◆ **RECORDS SUPPLIED**:
^^^^^^^^

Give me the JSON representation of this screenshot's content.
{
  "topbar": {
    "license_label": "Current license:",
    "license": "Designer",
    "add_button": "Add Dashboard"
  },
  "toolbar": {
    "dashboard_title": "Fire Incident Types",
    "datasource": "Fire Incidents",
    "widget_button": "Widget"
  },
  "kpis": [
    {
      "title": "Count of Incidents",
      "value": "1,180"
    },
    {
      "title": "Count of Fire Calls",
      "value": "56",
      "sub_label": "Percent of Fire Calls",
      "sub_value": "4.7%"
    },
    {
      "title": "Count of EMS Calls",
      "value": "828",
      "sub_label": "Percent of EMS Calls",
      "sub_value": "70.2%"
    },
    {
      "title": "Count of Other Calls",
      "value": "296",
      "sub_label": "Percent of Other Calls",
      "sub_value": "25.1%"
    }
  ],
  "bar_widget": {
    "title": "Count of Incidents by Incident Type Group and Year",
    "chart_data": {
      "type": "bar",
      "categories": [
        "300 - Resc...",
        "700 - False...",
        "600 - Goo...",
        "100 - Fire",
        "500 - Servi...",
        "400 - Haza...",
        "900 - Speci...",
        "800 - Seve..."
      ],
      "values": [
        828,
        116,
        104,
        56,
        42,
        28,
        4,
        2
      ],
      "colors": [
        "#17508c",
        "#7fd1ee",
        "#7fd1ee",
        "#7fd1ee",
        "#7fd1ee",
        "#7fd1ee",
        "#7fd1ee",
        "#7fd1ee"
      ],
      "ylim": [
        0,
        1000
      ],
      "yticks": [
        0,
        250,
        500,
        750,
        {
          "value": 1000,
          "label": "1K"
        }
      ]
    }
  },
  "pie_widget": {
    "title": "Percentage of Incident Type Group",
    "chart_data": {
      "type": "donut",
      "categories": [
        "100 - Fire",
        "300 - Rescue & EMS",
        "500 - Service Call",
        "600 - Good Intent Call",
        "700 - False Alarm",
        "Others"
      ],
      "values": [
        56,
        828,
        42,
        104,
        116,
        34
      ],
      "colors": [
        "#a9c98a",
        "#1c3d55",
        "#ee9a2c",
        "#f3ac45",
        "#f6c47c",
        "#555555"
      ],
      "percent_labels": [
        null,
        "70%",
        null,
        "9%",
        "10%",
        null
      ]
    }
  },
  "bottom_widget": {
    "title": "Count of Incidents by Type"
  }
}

^^^^^^^^

◆ **YOUR INSTRUCTIONS**: Output every record above exactly as it appears.

◆ **CORRECT ANSWER**:
Give me the JSON representation of this screenshot's content.
{
  "topbar": {
    "license_label": "Current license:",
    "license": "Designer",
    "add_button": "Add Dashboard"
  },
  "toolbar": {
    "dashboard_title": "Fire Incident Types",
    "datasource": "Fire Incidents",
    "widget_button": "Widget"
  },
  "kpis": [
    {
      "title": "Count of Incidents",
      "value": "1,180"
    },
    {
      "title": "Count of Fire Calls",
      "value": "56",
      "sub_label": "Percent of Fire Calls",
      "sub_value": "4.7%"
    },
    {
      "title": "Count of EMS Calls",
      "value": "828",
      "sub_label": "Percent of EMS Calls",
      "sub_value": "70.2%"
    },
    {
      "title": "Count of Other Calls",
      "value": "296",
      "sub_label": "Percent of Other Calls",
      "sub_value": "25.1%"
    }
  ],
  "bar_widget": {
    "title": "Count of Incidents by Incident Type Group and Year",
    "chart_data": {
      "type": "bar",
      "categories": [
        "300 - Resc...",
        "700 - False...",
        "600 - Goo...",
        "100 - Fire",
        "500 - Servi...",
        "400 - Haza...",
        "900 - Speci...",
        "800 - Seve..."
      ],
      "values": [
        828,
        116,
        104,
        56,
        42,
        28,
        4,
        2
      ],
      "colors": [
        "#17508c",
        "#7fd1ee",
        "#7fd1ee",
        "#7fd1ee",
        "#7fd1ee",
        "#7fd1ee",
        "#7fd1ee",
        "#7fd1ee"
      ],
      "ylim": [
        0,
        1000
      ],
      "yticks": [
        0,
        250,
        500,
        750,
        {
          "value": 1000,
          "label": "1K"
        }
      ]
    }
  },
  "pie_widget": {
    "title": "Percentage of Incident Type Group",
    "chart_data": {
      "type": "donut",
      "categories": [
        "100 - Fire",
        "300 - Rescue & EMS",
        "500 - Service Call",
        "600 - Good Intent Call",
        "700 - False Alarm",
        "Others"
      ],
      "values": [
        56,
        828,
        42,
        104,
        116,
        34
      ],
      "colors": [
        "#a9c98a",
        "#1c3d55",
        "#ee9a2c",
        "#f3ac45",
        "#f6c47c",
        "#555555"
      ],
      "percent_labels": [
        null,
        "70%",
        null,
        "9%",
        "10%",
        null
      ]
    }
  },
  "bottom_widget": {
    "title": "Count of Incidents by Type"
  }
}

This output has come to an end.